((

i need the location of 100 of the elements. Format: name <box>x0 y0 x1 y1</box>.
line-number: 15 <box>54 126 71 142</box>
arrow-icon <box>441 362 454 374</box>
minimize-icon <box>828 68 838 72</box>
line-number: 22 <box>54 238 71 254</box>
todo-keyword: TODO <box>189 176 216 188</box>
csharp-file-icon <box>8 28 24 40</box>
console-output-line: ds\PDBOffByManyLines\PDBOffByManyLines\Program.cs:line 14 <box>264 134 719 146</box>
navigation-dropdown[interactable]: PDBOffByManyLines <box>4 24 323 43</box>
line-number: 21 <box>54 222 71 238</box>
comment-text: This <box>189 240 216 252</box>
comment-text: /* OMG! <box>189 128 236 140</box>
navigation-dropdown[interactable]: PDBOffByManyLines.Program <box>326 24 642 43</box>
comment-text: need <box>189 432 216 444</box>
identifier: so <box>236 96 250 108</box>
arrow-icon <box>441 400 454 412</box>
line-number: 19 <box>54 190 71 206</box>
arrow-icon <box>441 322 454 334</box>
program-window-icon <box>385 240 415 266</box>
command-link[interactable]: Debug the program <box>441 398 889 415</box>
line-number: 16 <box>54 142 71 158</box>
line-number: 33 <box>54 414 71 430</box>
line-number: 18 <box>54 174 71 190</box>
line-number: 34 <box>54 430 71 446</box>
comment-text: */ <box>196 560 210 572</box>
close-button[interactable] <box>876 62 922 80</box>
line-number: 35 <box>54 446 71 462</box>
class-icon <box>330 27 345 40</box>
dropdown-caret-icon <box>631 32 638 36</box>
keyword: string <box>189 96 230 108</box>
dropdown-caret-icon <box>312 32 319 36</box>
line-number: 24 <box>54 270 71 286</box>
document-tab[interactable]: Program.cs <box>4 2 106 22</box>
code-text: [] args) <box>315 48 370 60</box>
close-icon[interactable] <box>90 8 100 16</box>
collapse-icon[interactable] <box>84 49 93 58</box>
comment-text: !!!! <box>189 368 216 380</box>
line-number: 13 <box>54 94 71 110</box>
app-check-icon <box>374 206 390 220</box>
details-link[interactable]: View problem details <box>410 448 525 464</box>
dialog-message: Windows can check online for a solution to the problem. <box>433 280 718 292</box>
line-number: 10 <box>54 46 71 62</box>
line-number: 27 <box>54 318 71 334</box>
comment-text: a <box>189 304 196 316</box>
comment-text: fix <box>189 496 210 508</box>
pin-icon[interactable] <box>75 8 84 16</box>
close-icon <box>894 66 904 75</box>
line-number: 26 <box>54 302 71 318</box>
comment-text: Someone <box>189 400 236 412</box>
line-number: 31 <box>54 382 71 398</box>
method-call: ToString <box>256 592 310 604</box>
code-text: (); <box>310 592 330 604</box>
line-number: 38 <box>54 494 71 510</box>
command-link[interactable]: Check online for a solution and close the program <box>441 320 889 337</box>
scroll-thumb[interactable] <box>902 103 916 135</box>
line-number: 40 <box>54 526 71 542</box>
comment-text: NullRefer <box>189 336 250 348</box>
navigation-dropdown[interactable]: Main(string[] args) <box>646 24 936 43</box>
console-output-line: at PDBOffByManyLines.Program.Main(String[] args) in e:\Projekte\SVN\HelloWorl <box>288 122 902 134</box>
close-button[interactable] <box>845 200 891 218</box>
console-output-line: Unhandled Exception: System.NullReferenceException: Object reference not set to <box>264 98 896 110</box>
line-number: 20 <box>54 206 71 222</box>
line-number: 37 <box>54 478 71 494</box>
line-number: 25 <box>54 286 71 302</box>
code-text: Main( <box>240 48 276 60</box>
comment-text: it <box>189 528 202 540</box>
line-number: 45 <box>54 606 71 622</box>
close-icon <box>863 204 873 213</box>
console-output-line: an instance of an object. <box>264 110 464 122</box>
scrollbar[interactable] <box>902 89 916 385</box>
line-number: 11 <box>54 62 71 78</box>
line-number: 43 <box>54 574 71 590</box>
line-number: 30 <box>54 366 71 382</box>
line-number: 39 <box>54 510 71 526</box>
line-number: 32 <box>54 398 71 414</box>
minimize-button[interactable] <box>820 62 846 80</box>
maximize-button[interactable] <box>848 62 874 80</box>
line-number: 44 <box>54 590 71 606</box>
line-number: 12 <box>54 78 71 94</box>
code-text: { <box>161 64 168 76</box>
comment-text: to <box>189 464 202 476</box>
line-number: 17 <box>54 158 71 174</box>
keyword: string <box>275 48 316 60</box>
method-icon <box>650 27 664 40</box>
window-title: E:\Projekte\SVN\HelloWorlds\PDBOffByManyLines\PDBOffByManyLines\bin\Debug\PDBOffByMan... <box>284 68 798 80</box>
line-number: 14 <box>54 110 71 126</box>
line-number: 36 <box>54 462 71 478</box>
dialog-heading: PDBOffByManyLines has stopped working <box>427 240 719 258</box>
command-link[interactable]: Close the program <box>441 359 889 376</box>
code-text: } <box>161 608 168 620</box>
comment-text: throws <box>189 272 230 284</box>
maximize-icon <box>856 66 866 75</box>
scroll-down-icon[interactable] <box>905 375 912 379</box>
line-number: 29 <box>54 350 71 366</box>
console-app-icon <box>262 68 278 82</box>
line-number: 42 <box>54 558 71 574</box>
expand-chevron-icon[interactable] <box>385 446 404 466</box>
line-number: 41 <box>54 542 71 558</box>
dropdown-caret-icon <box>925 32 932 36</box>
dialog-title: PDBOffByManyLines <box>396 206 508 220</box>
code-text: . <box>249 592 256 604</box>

))

Duplicate all of the data above line for line, with no changes.

i need the location of 100 of the elements. Format: name <box>x0 y0 x1 y1</box>.
line-number: 15 <box>54 126 71 142</box>
arrow-icon <box>441 362 454 374</box>
minimize-icon <box>828 68 838 72</box>
line-number: 22 <box>54 238 71 254</box>
todo-keyword: TODO <box>189 176 216 188</box>
csharp-file-icon <box>8 28 24 40</box>
console-output-line: ds\PDBOffByManyLines\PDBOffByManyLines\Program.cs:line 14 <box>264 134 719 146</box>
navigation-dropdown[interactable]: PDBOffByManyLines <box>4 24 323 43</box>
line-number: 21 <box>54 222 71 238</box>
comment-text: This <box>189 240 216 252</box>
comment-text: /* OMG! <box>189 128 236 140</box>
navigation-dropdown[interactable]: PDBOffByManyLines.Program <box>326 24 642 43</box>
comment-text: need <box>189 432 216 444</box>
identifier: so <box>236 96 250 108</box>
arrow-icon <box>441 400 454 412</box>
line-number: 19 <box>54 190 71 206</box>
arrow-icon <box>441 322 454 334</box>
program-window-icon <box>385 240 415 266</box>
command-link[interactable]: Debug the program <box>441 398 889 415</box>
line-number: 16 <box>54 142 71 158</box>
line-number: 33 <box>54 414 71 430</box>
line-number: 18 <box>54 174 71 190</box>
line-number: 34 <box>54 430 71 446</box>
comment-text: */ <box>196 560 210 572</box>
close-button[interactable] <box>876 62 922 80</box>
line-number: 35 <box>54 446 71 462</box>
class-icon <box>330 27 345 40</box>
dropdown-caret-icon <box>631 32 638 36</box>
keyword: string <box>189 96 230 108</box>
dropdown-caret-icon <box>312 32 319 36</box>
line-number: 24 <box>54 270 71 286</box>
document-tab[interactable]: Program.cs <box>4 2 106 22</box>
code-text: [] args) <box>315 48 370 60</box>
close-icon[interactable] <box>90 8 100 16</box>
collapse-icon[interactable] <box>84 49 93 58</box>
comment-text: !!!! <box>189 368 216 380</box>
line-number: 13 <box>54 94 71 110</box>
app-check-icon <box>374 206 390 220</box>
details-link[interactable]: View problem details <box>410 448 525 464</box>
dialog-message: Windows can check online for a solution to the problem. <box>433 280 718 292</box>
line-number: 10 <box>54 46 71 62</box>
line-number: 27 <box>54 318 71 334</box>
comment-text: a <box>189 304 196 316</box>
comment-text: fix <box>189 496 210 508</box>
pin-icon[interactable] <box>75 8 84 16</box>
close-icon <box>894 66 904 75</box>
line-number: 26 <box>54 302 71 318</box>
comment-text: Someone <box>189 400 236 412</box>
line-number: 31 <box>54 382 71 398</box>
method-call: ToString <box>256 592 310 604</box>
code-text: (); <box>310 592 330 604</box>
line-number: 38 <box>54 494 71 510</box>
command-link[interactable]: Check online for a solution and close the program <box>441 320 889 337</box>
scroll-thumb[interactable] <box>902 103 916 135</box>
line-number: 40 <box>54 526 71 542</box>
comment-text: NullRefer <box>189 336 250 348</box>
navigation-dropdown[interactable]: Main(string[] args) <box>646 24 936 43</box>
console-output-line: at PDBOffByManyLines.Program.Main(String[] args) in e:\Projekte\SVN\HelloWorl <box>288 122 902 134</box>
close-button[interactable] <box>845 200 891 218</box>
console-output-line: Unhandled Exception: System.NullReferenceException: Object reference not set to <box>264 98 896 110</box>
line-number: 20 <box>54 206 71 222</box>
line-number: 37 <box>54 478 71 494</box>
line-number: 25 <box>54 286 71 302</box>
code-text: Main( <box>240 48 276 60</box>
comment-text: it <box>189 528 202 540</box>
line-number: 45 <box>54 606 71 622</box>
close-icon <box>863 204 873 213</box>
console-output-line: an instance of an object. <box>264 110 464 122</box>
scrollbar[interactable] <box>902 89 916 385</box>
line-number: 11 <box>54 62 71 78</box>
line-number: 43 <box>54 574 71 590</box>
line-number: 30 <box>54 366 71 382</box>
line-number: 39 <box>54 510 71 526</box>
line-number: 32 <box>54 398 71 414</box>
minimize-button[interactable] <box>820 62 846 80</box>
maximize-button[interactable] <box>848 62 874 80</box>
line-number: 44 <box>54 590 71 606</box>
line-number: 12 <box>54 78 71 94</box>
code-text: { <box>161 64 168 76</box>
comment-text: to <box>189 464 202 476</box>
line-number: 17 <box>54 158 71 174</box>
keyword: string <box>275 48 316 60</box>
method-icon <box>650 27 664 40</box>
window-title: E:\Projekte\SVN\HelloWorlds\PDBOffByManyLines\PDBOffByManyLines\bin\Debug\PDBOffByMan... <box>284 68 798 80</box>
line-number: 14 <box>54 110 71 126</box>
line-number: 36 <box>54 462 71 478</box>
dialog-heading: PDBOffByManyLines has stopped working <box>427 240 719 258</box>
command-link[interactable]: Close the program <box>441 359 889 376</box>
code-text: } <box>161 608 168 620</box>
comment-text: throws <box>189 272 230 284</box>
maximize-icon <box>856 66 866 75</box>
scroll-down-icon[interactable] <box>905 375 912 379</box>
line-number: 29 <box>54 350 71 366</box>
console-app-icon <box>262 68 278 82</box>
line-number: 42 <box>54 558 71 574</box>
expand-chevron-icon[interactable] <box>385 446 404 466</box>
line-number: 41 <box>54 542 71 558</box>
dropdown-caret-icon <box>925 32 932 36</box>
dialog-title: PDBOffByManyLines <box>396 206 508 220</box>
code-text: . <box>249 592 256 604</box>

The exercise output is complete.